(Records from a collection)
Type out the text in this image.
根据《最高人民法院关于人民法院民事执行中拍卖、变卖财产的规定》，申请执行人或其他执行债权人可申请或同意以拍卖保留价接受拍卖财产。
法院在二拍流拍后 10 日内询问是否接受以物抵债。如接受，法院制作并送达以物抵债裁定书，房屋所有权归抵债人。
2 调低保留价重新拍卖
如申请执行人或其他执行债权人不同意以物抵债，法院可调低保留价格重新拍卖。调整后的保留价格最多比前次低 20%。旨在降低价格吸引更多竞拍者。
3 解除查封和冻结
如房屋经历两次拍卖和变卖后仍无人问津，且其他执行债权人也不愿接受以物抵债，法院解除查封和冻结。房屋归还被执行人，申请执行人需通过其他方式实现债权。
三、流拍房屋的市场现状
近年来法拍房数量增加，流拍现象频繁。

▶ _Exercise instructions_
Restate the whole listing exactly.

▶ _Problem solution_
Type out the text in this image.
根据《最高人民法院关于人民法院民事执行中拍卖、变卖财产的规定》，申请执行人或其他执行债权人可申请或同意以拍卖保留价接受拍卖财产。
法院在二拍流拍后 10 日内询问是否接受以物抵债。如接受，法院制作并送达以物抵债裁定书，房屋所有权归抵债人。
2 调低保留价重新拍卖
如申请执行人或其他执行债权人不同意以物抵债，法院可调低保留价格重新拍卖。调整后的保留价格最多比前次低 20%。旨在降低价格吸引更多竞拍者。
3 解除查封和冻结
如房屋经历两次拍卖和变卖后仍无人问津，且其他执行债权人也不愿接受以物抵债，法院解除查封和冻结。房屋归还被执行人，申请执行人需通过其他方式实现债权。
三、流拍房屋的市场现状
近年来法拍房数量增加，流拍现象频繁。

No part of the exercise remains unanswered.